◆ Stated goal ◆
Would you output the whole listing below, exactly as it reads?

◆ Source material ◆
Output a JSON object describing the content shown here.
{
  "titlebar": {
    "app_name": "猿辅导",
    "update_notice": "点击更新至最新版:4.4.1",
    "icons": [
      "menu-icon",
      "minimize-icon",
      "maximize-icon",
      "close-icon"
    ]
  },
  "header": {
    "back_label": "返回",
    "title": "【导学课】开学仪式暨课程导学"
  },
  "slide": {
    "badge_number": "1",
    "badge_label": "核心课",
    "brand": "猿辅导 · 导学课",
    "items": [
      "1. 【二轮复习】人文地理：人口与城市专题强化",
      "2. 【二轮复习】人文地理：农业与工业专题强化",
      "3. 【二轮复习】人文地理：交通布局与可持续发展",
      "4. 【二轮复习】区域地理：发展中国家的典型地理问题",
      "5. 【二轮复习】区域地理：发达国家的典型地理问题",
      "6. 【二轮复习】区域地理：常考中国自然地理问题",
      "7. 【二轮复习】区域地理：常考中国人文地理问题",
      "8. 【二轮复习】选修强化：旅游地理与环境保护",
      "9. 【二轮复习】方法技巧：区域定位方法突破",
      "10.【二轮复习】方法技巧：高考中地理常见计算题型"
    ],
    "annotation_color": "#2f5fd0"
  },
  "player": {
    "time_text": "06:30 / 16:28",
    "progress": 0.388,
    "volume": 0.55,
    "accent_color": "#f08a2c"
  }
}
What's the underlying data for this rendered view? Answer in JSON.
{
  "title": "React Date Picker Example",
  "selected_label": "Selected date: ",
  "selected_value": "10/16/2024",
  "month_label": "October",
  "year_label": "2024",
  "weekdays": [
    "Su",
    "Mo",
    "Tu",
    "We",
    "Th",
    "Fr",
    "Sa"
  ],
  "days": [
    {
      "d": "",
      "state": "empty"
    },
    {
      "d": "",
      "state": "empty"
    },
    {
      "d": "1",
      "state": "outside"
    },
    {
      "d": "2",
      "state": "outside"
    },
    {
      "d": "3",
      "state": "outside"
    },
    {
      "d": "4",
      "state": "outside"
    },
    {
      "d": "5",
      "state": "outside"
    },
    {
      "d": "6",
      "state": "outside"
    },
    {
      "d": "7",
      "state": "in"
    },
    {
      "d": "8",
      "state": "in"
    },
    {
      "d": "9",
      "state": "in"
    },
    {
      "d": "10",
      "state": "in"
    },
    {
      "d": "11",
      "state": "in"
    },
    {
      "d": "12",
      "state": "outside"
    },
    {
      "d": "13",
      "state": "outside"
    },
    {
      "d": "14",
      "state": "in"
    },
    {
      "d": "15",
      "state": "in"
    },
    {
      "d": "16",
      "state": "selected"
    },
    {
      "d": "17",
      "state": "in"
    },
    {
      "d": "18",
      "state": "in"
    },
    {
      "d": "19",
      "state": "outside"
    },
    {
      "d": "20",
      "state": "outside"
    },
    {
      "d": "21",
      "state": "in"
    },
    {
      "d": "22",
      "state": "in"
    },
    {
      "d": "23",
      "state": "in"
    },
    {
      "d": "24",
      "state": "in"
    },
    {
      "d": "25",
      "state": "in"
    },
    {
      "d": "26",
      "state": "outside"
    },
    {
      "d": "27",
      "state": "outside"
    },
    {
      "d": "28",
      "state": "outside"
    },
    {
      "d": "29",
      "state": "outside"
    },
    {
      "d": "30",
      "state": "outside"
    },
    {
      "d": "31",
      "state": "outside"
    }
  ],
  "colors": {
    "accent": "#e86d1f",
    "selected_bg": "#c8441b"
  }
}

◆ The solution ◆
Output a JSON object describing the content shown here.
{
  "titlebar": {
    "app_name": "猿辅导",
    "update_notice": "点击更新至最新版:4.4.1",
    "icons": [
      "menu-icon",
      "minimize-icon",
      "maximize-icon",
      "close-icon"
    ]
  },
  "header": {
    "back_label": "返回",
    "title": "【导学课】开学仪式暨课程导学"
  },
  "slide": {
    "badge_number": "1",
    "badge_label": "核心课",
    "brand": "猿辅导 · 导学课",
    "items": [
      "1. 【二轮复习】人文地理：人口与城市专题强化",
      "2. 【二轮复习】人文地理：农业与工业专题强化",
      "3. 【二轮复习】人文地理：交通布局与可持续发展",
      "4. 【二轮复习】区域地理：发展中国家的典型地理问题",
      "5. 【二轮复习】区域地理：发达国家的典型地理问题",
      "6. 【二轮复习】区域地理：常考中国自然地理问题",
      "7. 【二轮复习】区域地理：常考中国人文地理问题",
      "8. 【二轮复习】选修强化：旅游地理与环境保护",
      "9. 【二轮复习】方法技巧：区域定位方法突破",
      "10.【二轮复习】方法技巧：高考中地理常见计算题型"
    ],
    "annotation_color": "#2f5fd0"
  },
  "player": {
    "time_text": "06:30 / 16:28",
    "progress": 0.388,
    "volume": 0.55,
    "accent_color": "#f08a2c"
  }
}
What's the underlying data for this rendered view? Answer in JSON.
{
  "title": "React Date Picker Example",
  "selected_label": "Selected date: ",
  "selected_value": "10/16/2024",
  "month_label": "October",
  "year_label": "2024",
  "weekdays": [
    "Su",
    "Mo",
    "Tu",
    "We",
    "Th",
    "Fr",
    "Sa"
  ],
  "days": [
    {
      "d": "",
      "state": "empty"
    },
    {
      "d": "",
      "state": "empty"
    },
    {
      "d": "1",
      "state": "outside"
    },
    {
      "d": "2",
      "state": "outside"
    },
    {
      "d": "3",
      "state": "outside"
    },
    {
      "d": "4",
      "state": "outside"
    },
    {
      "d": "5",
      "state": "outside"
    },
    {
      "d": "6",
      "state": "outside"
    },
    {
      "d": "7",
      "state": "in"
    },
    {
      "d": "8",
      "state": "in"
    },
    {
      "d": "9",
      "state": "in"
    },
    {
      "d": "10",
      "state": "in"
    },
    {
      "d": "11",
      "state": "in"
    },
    {
      "d": "12",
      "state": "outside"
    },
    {
      "d": "13",
      "state": "outside"
    },
    {
      "d": "14",
      "state": "in"
    },
    {
      "d": "15",
      "state": "in"
    },
    {
      "d": "16",
      "state": "selected"
    },
    {
      "d": "17",
      "state": "in"
    },
    {
      "d": "18",
      "state": "in"
    },
    {
      "d": "19",
      "state": "outside"
    },
    {
      "d": "20",
      "state": "outside"
    },
    {
      "d": "21",
      "state": "in"
    },
    {
      "d": "22",
      "state": "in"
    },
    {
      "d": "23",
      "state": "in"
    },
    {
      "d": "24",
      "state": "in"
    },
    {
      "d": "25",
      "state": "in"
    },
    {
      "d": "26",
      "state": "outside"
    },
    {
      "d": "27",
      "state": "outside"
    },
    {
      "d": "28",
      "state": "outside"
    },
    {
      "d": "29",
      "state": "outside"
    },
    {
      "d": "30",
      "state": "outside"
    },
    {
      "d": "31",
      "state": "outside"
    }
  ],
  "colors": {
    "accent": "#e86d1f",
    "selected_bg": "#c8441b"
  }
}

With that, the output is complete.